=== Data in this exercise ===

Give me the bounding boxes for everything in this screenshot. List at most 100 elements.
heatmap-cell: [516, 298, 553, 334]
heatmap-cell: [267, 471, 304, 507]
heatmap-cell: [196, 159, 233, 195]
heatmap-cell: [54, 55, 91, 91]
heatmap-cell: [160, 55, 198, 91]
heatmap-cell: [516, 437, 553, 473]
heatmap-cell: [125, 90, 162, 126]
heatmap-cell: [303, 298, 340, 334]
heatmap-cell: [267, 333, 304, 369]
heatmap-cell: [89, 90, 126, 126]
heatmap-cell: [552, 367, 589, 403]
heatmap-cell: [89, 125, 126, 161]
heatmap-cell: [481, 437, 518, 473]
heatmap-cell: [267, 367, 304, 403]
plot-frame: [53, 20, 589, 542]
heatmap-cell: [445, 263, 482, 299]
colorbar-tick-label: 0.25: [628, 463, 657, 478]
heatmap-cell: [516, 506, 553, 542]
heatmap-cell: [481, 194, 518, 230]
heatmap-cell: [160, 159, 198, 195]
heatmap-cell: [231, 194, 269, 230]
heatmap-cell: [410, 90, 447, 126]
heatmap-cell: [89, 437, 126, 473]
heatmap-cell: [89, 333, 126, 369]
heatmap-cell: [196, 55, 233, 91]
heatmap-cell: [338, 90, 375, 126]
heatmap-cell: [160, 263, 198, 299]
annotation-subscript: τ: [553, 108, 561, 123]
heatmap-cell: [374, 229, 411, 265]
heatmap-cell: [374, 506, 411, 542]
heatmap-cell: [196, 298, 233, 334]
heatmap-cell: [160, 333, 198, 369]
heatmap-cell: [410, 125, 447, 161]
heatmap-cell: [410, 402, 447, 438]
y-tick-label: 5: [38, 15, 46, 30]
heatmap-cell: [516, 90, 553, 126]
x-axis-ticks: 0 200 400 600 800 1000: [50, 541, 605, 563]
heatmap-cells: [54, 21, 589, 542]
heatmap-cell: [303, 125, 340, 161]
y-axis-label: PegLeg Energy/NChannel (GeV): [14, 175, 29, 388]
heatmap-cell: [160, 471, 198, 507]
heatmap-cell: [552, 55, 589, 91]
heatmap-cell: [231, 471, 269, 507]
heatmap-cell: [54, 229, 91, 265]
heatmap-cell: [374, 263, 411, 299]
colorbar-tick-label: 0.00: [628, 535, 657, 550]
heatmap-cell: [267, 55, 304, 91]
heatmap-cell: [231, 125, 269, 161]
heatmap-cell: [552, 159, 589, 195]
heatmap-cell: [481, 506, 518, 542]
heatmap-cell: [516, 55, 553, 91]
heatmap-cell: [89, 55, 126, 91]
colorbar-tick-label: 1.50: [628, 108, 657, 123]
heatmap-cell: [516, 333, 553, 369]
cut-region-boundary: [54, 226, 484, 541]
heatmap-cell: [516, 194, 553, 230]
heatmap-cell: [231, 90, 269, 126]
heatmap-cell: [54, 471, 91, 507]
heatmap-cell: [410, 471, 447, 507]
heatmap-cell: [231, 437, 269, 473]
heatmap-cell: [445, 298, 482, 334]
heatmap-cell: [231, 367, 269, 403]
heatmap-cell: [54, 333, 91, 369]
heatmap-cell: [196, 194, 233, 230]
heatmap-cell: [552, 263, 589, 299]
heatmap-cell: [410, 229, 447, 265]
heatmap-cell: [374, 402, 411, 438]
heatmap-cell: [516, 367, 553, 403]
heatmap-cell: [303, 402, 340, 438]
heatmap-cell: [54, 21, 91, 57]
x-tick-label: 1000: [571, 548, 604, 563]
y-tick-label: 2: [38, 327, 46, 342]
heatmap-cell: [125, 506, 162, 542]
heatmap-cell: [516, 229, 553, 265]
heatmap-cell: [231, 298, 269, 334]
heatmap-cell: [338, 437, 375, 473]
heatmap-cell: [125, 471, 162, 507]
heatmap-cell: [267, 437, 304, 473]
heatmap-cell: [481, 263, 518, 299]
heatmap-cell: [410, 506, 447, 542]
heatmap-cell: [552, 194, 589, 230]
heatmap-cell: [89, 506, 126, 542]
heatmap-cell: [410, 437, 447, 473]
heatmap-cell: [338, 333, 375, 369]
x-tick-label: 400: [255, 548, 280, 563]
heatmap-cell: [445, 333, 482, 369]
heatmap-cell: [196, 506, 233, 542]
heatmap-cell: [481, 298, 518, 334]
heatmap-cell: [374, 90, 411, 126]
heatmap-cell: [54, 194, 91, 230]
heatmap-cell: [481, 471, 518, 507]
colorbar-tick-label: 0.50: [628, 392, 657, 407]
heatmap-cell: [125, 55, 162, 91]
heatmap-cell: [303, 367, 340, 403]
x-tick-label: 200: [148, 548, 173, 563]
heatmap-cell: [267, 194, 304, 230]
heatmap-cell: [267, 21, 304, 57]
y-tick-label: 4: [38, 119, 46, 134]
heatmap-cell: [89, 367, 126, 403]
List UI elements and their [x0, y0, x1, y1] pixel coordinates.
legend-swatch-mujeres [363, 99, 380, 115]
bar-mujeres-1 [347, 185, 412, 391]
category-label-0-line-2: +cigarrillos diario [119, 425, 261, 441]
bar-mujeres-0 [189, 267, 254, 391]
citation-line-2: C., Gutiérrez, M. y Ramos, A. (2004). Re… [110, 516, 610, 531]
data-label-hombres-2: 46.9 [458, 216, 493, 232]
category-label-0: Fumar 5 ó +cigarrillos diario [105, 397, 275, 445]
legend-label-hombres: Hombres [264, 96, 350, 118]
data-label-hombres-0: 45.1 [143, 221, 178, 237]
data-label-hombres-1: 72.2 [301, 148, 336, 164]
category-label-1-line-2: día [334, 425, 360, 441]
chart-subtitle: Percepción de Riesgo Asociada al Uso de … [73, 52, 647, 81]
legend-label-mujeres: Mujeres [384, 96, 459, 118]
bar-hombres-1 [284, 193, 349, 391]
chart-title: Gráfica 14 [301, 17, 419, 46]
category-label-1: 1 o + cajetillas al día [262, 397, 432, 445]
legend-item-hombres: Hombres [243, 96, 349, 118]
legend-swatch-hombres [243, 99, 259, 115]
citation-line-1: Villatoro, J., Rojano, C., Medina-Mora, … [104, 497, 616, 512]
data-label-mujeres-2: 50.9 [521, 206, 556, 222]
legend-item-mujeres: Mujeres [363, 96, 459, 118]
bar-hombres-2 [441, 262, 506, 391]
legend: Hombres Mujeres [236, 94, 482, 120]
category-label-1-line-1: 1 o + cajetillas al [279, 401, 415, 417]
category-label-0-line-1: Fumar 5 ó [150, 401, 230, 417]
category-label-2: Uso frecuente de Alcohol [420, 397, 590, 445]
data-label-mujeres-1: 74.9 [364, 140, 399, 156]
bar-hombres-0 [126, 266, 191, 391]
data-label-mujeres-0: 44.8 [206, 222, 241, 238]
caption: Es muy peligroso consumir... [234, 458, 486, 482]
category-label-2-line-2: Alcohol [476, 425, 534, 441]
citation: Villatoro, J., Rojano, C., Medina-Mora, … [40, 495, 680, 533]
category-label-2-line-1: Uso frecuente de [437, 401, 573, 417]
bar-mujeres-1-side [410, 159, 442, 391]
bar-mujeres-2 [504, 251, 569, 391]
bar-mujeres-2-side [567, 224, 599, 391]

===

• Exercise aim:
Rewrite all the entries above, switching each "colorbar-tick-label" to "scale-tick-label" and leaving everything else unchanged.

• Correct result:
Give me the bounding boxes for everything in this screenshot. List at most 100 elements.
heatmap-cell: [516, 298, 553, 334]
heatmap-cell: [267, 471, 304, 507]
heatmap-cell: [196, 159, 233, 195]
heatmap-cell: [54, 55, 91, 91]
heatmap-cell: [160, 55, 198, 91]
heatmap-cell: [516, 437, 553, 473]
heatmap-cell: [125, 90, 162, 126]
heatmap-cell: [303, 298, 340, 334]
heatmap-cell: [267, 333, 304, 369]
heatmap-cell: [89, 90, 126, 126]
heatmap-cell: [552, 367, 589, 403]
heatmap-cell: [89, 125, 126, 161]
heatmap-cell: [481, 437, 518, 473]
heatmap-cell: [267, 367, 304, 403]
plot-frame: [53, 20, 589, 542]
heatmap-cell: [445, 263, 482, 299]
scale-tick-label: 0.25: [628, 463, 657, 478]
heatmap-cell: [516, 506, 553, 542]
heatmap-cell: [481, 194, 518, 230]
heatmap-cell: [160, 159, 198, 195]
heatmap-cell: [231, 194, 269, 230]
heatmap-cell: [410, 90, 447, 126]
heatmap-cell: [89, 437, 126, 473]
heatmap-cell: [89, 333, 126, 369]
heatmap-cell: [196, 55, 233, 91]
heatmap-cell: [338, 90, 375, 126]
heatmap-cell: [160, 263, 198, 299]
annotation-subscript: τ: [553, 108, 561, 123]
heatmap-cell: [374, 229, 411, 265]
heatmap-cell: [374, 506, 411, 542]
heatmap-cell: [196, 298, 233, 334]
heatmap-cell: [160, 333, 198, 369]
heatmap-cell: [410, 125, 447, 161]
heatmap-cell: [410, 402, 447, 438]
y-tick-label: 5: [38, 15, 46, 30]
heatmap-cell: [516, 90, 553, 126]
x-axis-ticks: 0 200 400 600 800 1000: [50, 541, 605, 563]
heatmap-cells: [54, 21, 589, 542]
heatmap-cell: [303, 125, 340, 161]
y-axis-label: PegLeg Energy/NChannel (GeV): [14, 175, 29, 388]
heatmap-cell: [160, 471, 198, 507]
heatmap-cell: [552, 55, 589, 91]
heatmap-cell: [231, 471, 269, 507]
heatmap-cell: [54, 229, 91, 265]
heatmap-cell: [374, 263, 411, 299]
scale-tick-label: 0.00: [628, 535, 657, 550]
heatmap-cell: [267, 55, 304, 91]
heatmap-cell: [231, 125, 269, 161]
heatmap-cell: [552, 159, 589, 195]
heatmap-cell: [481, 506, 518, 542]
heatmap-cell: [516, 55, 553, 91]
heatmap-cell: [89, 55, 126, 91]
scale-tick-label: 1.50: [628, 108, 657, 123]
heatmap-cell: [516, 333, 553, 369]
cut-region-boundary: [54, 226, 484, 541]
heatmap-cell: [516, 194, 553, 230]
heatmap-cell: [231, 90, 269, 126]
heatmap-cell: [54, 471, 91, 507]
heatmap-cell: [410, 471, 447, 507]
heatmap-cell: [231, 437, 269, 473]
heatmap-cell: [445, 298, 482, 334]
heatmap-cell: [231, 367, 269, 403]
heatmap-cell: [54, 333, 91, 369]
heatmap-cell: [196, 194, 233, 230]
heatmap-cell: [552, 263, 589, 299]
heatmap-cell: [410, 229, 447, 265]
heatmap-cell: [374, 402, 411, 438]
heatmap-cell: [516, 367, 553, 403]
heatmap-cell: [303, 402, 340, 438]
heatmap-cell: [54, 21, 91, 57]
x-tick-label: 1000: [571, 548, 604, 563]
y-tick-label: 2: [38, 327, 46, 342]
heatmap-cell: [125, 506, 162, 542]
heatmap-cell: [516, 229, 553, 265]
heatmap-cell: [231, 298, 269, 334]
heatmap-cell: [338, 437, 375, 473]
heatmap-cell: [125, 471, 162, 507]
heatmap-cell: [267, 437, 304, 473]
heatmap-cell: [481, 263, 518, 299]
heatmap-cell: [410, 506, 447, 542]
heatmap-cell: [552, 194, 589, 230]
heatmap-cell: [89, 506, 126, 542]
heatmap-cell: [410, 437, 447, 473]
heatmap-cell: [338, 333, 375, 369]
x-tick-label: 400: [255, 548, 280, 563]
heatmap-cell: [445, 333, 482, 369]
heatmap-cell: [196, 506, 233, 542]
heatmap-cell: [481, 298, 518, 334]
heatmap-cell: [374, 90, 411, 126]
heatmap-cell: [54, 194, 91, 230]
heatmap-cell: [481, 471, 518, 507]
scale-tick-label: 0.50: [628, 392, 657, 407]
heatmap-cell: [125, 55, 162, 91]
heatmap-cell: [303, 367, 340, 403]
x-tick-label: 200: [148, 548, 173, 563]
heatmap-cell: [267, 194, 304, 230]
heatmap-cell: [267, 21, 304, 57]
y-tick-label: 4: [38, 119, 46, 134]
heatmap-cell: [89, 367, 126, 403]
List UI elements and their [x0, y0, x1, y1] pixel coordinates.
legend-swatch-mujeres [363, 99, 380, 115]
bar-mujeres-1 [347, 185, 412, 391]
category-label-0-line-2: +cigarrillos diario [119, 425, 261, 441]
bar-mujeres-0 [189, 267, 254, 391]
citation-line-2: C., Gutiérrez, M. y Ramos, A. (2004). Re… [110, 516, 610, 531]
data-label-hombres-2: 46.9 [458, 216, 493, 232]
category-label-0: Fumar 5 ó +cigarrillos diario [105, 397, 275, 445]
legend-label-hombres: Hombres [264, 96, 350, 118]
data-label-hombres-0: 45.1 [143, 221, 178, 237]
data-label-hombres-1: 72.2 [301, 148, 336, 164]
category-label-1-line-2: día [334, 425, 360, 441]
chart-subtitle: Percepción de Riesgo Asociada al Uso de … [73, 52, 647, 81]
legend-label-mujeres: Mujeres [384, 96, 459, 118]
bar-hombres-1 [284, 193, 349, 391]
chart-title: Gráfica 14 [301, 17, 419, 46]
category-label-1: 1 o + cajetillas al día [262, 397, 432, 445]
legend-item-hombres: Hombres [243, 96, 349, 118]
legend-swatch-hombres [243, 99, 259, 115]
citation-line-1: Villatoro, J., Rojano, C., Medina-Mora, … [104, 497, 616, 512]
data-label-mujeres-2: 50.9 [521, 206, 556, 222]
legend-item-mujeres: Mujeres [363, 96, 459, 118]
bar-hombres-2 [441, 262, 506, 391]
legend: Hombres Mujeres [236, 94, 482, 120]
category-label-1-line-1: 1 o + cajetillas al [279, 401, 415, 417]
category-label-0-line-1: Fumar 5 ó [150, 401, 230, 417]
category-label-2: Uso frecuente de Alcohol [420, 397, 590, 445]
data-label-mujeres-1: 74.9 [364, 140, 399, 156]
bar-hombres-0 [126, 266, 191, 391]
data-label-mujeres-0: 44.8 [206, 222, 241, 238]
caption: Es muy peligroso consumir... [234, 458, 486, 482]
category-label-2-line-2: Alcohol [476, 425, 534, 441]
citation: Villatoro, J., Rojano, C., Medina-Mora, … [40, 495, 680, 533]
category-label-2-line-1: Uso frecuente de [437, 401, 573, 417]
bar-mujeres-1-side [410, 159, 442, 391]
bar-mujeres-2 [504, 251, 569, 391]
bar-mujeres-2-side [567, 224, 599, 391]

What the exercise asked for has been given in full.